## START DATA TO PROCESS

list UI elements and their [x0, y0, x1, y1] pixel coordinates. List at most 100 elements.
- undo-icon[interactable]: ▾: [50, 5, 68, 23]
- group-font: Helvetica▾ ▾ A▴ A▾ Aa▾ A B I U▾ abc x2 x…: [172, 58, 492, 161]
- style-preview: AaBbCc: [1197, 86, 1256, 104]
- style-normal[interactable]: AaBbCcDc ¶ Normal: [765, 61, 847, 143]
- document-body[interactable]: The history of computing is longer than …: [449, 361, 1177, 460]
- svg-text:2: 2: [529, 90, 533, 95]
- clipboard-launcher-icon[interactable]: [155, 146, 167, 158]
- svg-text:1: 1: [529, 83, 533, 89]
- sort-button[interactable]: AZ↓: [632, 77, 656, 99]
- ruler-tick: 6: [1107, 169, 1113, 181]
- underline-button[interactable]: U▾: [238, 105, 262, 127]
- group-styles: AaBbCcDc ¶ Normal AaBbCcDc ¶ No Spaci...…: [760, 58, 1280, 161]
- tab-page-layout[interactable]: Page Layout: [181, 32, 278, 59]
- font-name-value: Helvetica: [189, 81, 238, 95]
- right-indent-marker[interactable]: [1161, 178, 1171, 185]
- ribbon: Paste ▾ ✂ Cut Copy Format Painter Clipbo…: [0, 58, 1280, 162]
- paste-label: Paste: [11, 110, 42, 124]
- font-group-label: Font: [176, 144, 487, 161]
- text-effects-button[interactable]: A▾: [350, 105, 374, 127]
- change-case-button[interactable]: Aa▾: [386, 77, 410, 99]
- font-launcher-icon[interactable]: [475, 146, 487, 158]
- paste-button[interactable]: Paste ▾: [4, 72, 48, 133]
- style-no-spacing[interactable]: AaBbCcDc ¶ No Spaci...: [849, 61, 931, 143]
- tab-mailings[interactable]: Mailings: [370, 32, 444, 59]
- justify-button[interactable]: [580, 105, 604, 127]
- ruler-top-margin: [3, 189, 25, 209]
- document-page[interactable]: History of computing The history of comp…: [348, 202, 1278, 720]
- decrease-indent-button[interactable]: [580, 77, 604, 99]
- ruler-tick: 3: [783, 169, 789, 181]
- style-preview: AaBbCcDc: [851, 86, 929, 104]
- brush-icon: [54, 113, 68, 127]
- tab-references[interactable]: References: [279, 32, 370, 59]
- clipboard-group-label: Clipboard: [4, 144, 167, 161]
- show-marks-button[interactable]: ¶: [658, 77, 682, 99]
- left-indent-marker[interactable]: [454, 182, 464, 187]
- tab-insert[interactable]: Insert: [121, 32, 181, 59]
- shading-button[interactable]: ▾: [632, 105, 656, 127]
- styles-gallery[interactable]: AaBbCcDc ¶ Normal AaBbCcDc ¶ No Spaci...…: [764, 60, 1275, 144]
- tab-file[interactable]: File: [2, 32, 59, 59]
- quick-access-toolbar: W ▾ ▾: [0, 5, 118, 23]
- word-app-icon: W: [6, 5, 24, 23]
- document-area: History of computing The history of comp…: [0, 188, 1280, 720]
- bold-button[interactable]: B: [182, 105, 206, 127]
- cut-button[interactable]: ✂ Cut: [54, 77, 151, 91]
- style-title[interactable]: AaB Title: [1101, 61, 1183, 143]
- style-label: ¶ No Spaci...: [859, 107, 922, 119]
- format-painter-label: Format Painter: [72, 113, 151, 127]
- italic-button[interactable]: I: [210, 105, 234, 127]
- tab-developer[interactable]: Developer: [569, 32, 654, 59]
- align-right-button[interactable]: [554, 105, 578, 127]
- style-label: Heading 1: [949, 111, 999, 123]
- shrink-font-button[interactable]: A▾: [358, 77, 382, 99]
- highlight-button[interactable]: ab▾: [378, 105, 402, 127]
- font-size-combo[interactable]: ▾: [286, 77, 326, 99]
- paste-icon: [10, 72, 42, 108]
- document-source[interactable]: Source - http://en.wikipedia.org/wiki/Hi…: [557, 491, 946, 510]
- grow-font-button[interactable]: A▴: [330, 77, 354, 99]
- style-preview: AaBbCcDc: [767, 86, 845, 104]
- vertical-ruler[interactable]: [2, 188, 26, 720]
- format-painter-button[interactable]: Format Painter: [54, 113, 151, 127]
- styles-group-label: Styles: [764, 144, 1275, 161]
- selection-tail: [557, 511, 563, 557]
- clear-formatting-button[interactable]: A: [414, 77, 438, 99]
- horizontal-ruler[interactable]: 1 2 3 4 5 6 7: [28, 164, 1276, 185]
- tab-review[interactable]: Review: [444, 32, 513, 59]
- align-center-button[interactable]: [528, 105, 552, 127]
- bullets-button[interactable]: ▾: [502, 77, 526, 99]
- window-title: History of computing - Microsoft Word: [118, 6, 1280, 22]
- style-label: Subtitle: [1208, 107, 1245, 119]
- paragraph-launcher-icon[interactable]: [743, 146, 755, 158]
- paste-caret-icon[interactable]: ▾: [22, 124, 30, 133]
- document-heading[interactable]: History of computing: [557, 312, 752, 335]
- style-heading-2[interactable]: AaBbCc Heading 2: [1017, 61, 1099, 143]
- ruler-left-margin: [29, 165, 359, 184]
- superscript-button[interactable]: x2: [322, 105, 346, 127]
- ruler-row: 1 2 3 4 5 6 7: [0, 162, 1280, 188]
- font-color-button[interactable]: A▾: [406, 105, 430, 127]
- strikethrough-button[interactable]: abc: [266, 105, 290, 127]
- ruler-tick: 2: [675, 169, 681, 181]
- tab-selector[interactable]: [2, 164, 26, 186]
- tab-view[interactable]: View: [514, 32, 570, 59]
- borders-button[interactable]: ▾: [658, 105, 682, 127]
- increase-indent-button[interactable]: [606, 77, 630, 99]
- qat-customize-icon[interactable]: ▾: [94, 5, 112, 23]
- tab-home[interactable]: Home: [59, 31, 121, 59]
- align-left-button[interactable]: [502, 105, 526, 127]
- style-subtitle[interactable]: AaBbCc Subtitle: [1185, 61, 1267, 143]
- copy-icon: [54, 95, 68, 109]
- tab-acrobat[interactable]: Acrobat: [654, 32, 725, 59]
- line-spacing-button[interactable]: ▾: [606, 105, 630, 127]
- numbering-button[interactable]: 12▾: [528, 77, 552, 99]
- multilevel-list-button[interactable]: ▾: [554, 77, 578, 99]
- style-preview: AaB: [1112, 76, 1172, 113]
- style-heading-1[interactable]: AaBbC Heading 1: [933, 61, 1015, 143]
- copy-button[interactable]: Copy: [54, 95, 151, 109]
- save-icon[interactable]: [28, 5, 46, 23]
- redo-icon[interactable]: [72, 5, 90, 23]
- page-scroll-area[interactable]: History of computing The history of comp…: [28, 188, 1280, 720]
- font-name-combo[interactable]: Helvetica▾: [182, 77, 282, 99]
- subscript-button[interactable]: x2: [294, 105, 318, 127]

## END DATA TO PROCESS

WRITTEN PROBLEM: Reproduce every line of the records above verbatim, with no changes.

SOLUTION TO THIS PROBLEM:
list UI elements and their [x0, y0, x1, y1] pixel coordinates. List at most 100 elements.
- undo-icon[interactable]: ▾: [50, 5, 68, 23]
- group-font: Helvetica▾ ▾ A▴ A▾ Aa▾ A B I U▾ abc x2 x…: [172, 58, 492, 161]
- style-preview: AaBbCc: [1197, 86, 1256, 104]
- style-normal[interactable]: AaBbCcDc ¶ Normal: [765, 61, 847, 143]
- document-body[interactable]: The history of computing is longer than …: [449, 361, 1177, 460]
- svg-text:2: 2: [529, 90, 533, 95]
- clipboard-launcher-icon[interactable]: [155, 146, 167, 158]
- svg-text:1: 1: [529, 83, 533, 89]
- sort-button[interactable]: AZ↓: [632, 77, 656, 99]
- ruler-tick: 6: [1107, 169, 1113, 181]
- underline-button[interactable]: U▾: [238, 105, 262, 127]
- group-styles: AaBbCcDc ¶ Normal AaBbCcDc ¶ No Spaci...…: [760, 58, 1280, 161]
- tab-page-layout[interactable]: Page Layout: [181, 32, 278, 59]
- font-name-value: Helvetica: [189, 81, 238, 95]
- right-indent-marker[interactable]: [1161, 178, 1171, 185]
- ribbon: Paste ▾ ✂ Cut Copy Format Painter Clipbo…: [0, 58, 1280, 162]
- paste-label: Paste: [11, 110, 42, 124]
- font-group-label: Font: [176, 144, 487, 161]
- text-effects-button[interactable]: A▾: [350, 105, 374, 127]
- change-case-button[interactable]: Aa▾: [386, 77, 410, 99]
- font-launcher-icon[interactable]: [475, 146, 487, 158]
- paste-button[interactable]: Paste ▾: [4, 72, 48, 133]
- style-no-spacing[interactable]: AaBbCcDc ¶ No Spaci...: [849, 61, 931, 143]
- tab-mailings[interactable]: Mailings: [370, 32, 444, 59]
- justify-button[interactable]: [580, 105, 604, 127]
- ruler-top-margin: [3, 189, 25, 209]
- document-page[interactable]: History of computing The history of comp…: [348, 202, 1278, 720]
- decrease-indent-button[interactable]: [580, 77, 604, 99]
- ruler-tick: 3: [783, 169, 789, 181]
- style-preview: AaBbCcDc: [851, 86, 929, 104]
- brush-icon: [54, 113, 68, 127]
- tab-references[interactable]: References: [279, 32, 370, 59]
- clipboard-group-label: Clipboard: [4, 144, 167, 161]
- show-marks-button[interactable]: ¶: [658, 77, 682, 99]
- left-indent-marker[interactable]: [454, 182, 464, 187]
- tab-insert[interactable]: Insert: [121, 32, 181, 59]
- shading-button[interactable]: ▾: [632, 105, 656, 127]
- styles-gallery[interactable]: AaBbCcDc ¶ Normal AaBbCcDc ¶ No Spaci...…: [764, 60, 1275, 144]
- tab-file[interactable]: File: [2, 32, 59, 59]
- quick-access-toolbar: W ▾ ▾: [0, 5, 118, 23]
- word-app-icon: W: [6, 5, 24, 23]
- document-area: History of computing The history of comp…: [0, 188, 1280, 720]
- bold-button[interactable]: B: [182, 105, 206, 127]
- cut-button[interactable]: ✂ Cut: [54, 77, 151, 91]
- style-title[interactable]: AaB Title: [1101, 61, 1183, 143]
- style-label: ¶ No Spaci...: [859, 107, 922, 119]
- format-painter-label: Format Painter: [72, 113, 151, 127]
- italic-button[interactable]: I: [210, 105, 234, 127]
- tab-developer[interactable]: Developer: [569, 32, 654, 59]
- align-right-button[interactable]: [554, 105, 578, 127]
- style-label: Heading 1: [949, 111, 999, 123]
- shrink-font-button[interactable]: A▾: [358, 77, 382, 99]
- highlight-button[interactable]: ab▾: [378, 105, 402, 127]
- font-size-combo[interactable]: ▾: [286, 77, 326, 99]
- paste-icon: [10, 72, 42, 108]
- document-source[interactable]: Source - http://en.wikipedia.org/wiki/Hi…: [557, 491, 946, 510]
- grow-font-button[interactable]: A▴: [330, 77, 354, 99]
- style-preview: AaBbCcDc: [767, 86, 845, 104]
- vertical-ruler[interactable]: [2, 188, 26, 720]
- format-painter-button[interactable]: Format Painter: [54, 113, 151, 127]
- styles-group-label: Styles: [764, 144, 1275, 161]
- selection-tail: [557, 511, 563, 557]
- clear-formatting-button[interactable]: A: [414, 77, 438, 99]
- horizontal-ruler[interactable]: 1 2 3 4 5 6 7: [28, 164, 1276, 185]
- tab-review[interactable]: Review: [444, 32, 513, 59]
- align-center-button[interactable]: [528, 105, 552, 127]
- bullets-button[interactable]: ▾: [502, 77, 526, 99]
- window-title: History of computing - Microsoft Word: [118, 6, 1280, 22]
- style-label: Subtitle: [1208, 107, 1245, 119]
- paragraph-launcher-icon[interactable]: [743, 146, 755, 158]
- paste-caret-icon[interactable]: ▾: [22, 124, 30, 133]
- document-heading[interactable]: History of computing: [557, 312, 752, 335]
- style-heading-2[interactable]: AaBbCc Heading 2: [1017, 61, 1099, 143]
- ruler-left-margin: [29, 165, 359, 184]
- superscript-button[interactable]: x2: [322, 105, 346, 127]
- ruler-row: 1 2 3 4 5 6 7: [0, 162, 1280, 188]
- font-color-button[interactable]: A▾: [406, 105, 430, 127]
- strikethrough-button[interactable]: abc: [266, 105, 290, 127]
- ruler-tick: 2: [675, 169, 681, 181]
- tab-selector[interactable]: [2, 164, 26, 186]
- tab-view[interactable]: View: [514, 32, 570, 59]
- borders-button[interactable]: ▾: [658, 105, 682, 127]
- increase-indent-button[interactable]: [606, 77, 630, 99]
- qat-customize-icon[interactable]: ▾: [94, 5, 112, 23]
- tab-home[interactable]: Home: [59, 31, 121, 59]
- align-left-button[interactable]: [502, 105, 526, 127]
- style-subtitle[interactable]: AaBbCc Subtitle: [1185, 61, 1267, 143]
- copy-icon: [54, 95, 68, 109]
- tab-acrobat[interactable]: Acrobat: [654, 32, 725, 59]
- line-spacing-button[interactable]: ▾: [606, 105, 630, 127]
- numbering-button[interactable]: 12▾: [528, 77, 552, 99]
- multilevel-list-button[interactable]: ▾: [554, 77, 578, 99]
- style-preview: AaB: [1112, 76, 1172, 113]
- style-heading-1[interactable]: AaBbC Heading 1: [933, 61, 1015, 143]
- copy-button[interactable]: Copy: [54, 95, 151, 109]
- save-icon[interactable]: [28, 5, 46, 23]
- redo-icon[interactable]: [72, 5, 90, 23]
- page-scroll-area[interactable]: History of computing The history of comp…: [28, 188, 1280, 720]
- font-name-combo[interactable]: Helvetica▾: [182, 77, 282, 99]
- subscript-button[interactable]: x2: [294, 105, 318, 127]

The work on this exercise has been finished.